> [WRITTEN INSTRUCTION] Write the material out again exactly as it stands.

━━━━

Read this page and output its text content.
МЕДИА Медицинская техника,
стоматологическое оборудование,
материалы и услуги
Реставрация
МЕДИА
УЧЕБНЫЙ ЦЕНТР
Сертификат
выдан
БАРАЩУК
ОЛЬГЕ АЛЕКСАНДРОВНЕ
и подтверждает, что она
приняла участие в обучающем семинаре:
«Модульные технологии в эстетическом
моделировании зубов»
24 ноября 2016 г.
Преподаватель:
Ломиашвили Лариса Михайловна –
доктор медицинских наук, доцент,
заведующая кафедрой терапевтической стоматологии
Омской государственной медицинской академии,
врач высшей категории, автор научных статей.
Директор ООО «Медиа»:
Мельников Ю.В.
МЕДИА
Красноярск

━━━━

> [COMPLETED EXERCISE]
Read this page and output its text content.
МЕДИА Медицинская техника,
стоматологическое оборудование,
материалы и услуги
Реставрация
МЕДИА
УЧЕБНЫЙ ЦЕНТР
Сертификат
выдан
БАРАЩУК
ОЛЬГЕ АЛЕКСАНДРОВНЕ
и подтверждает, что она
приняла участие в обучающем семинаре:
«Модульные технологии в эстетическом
моделировании зубов»
24 ноября 2016 г.
Преподаватель:
Ломиашвили Лариса Михайловна –
доктор медицинских наук, доцент,
заведующая кафедрой терапевтической стоматологии
Омской государственной медицинской академии,
врач высшей категории, автор научных статей.
Директор ООО «Медиа»:
Мельников Ю.В.
МЕДИА
Красноярск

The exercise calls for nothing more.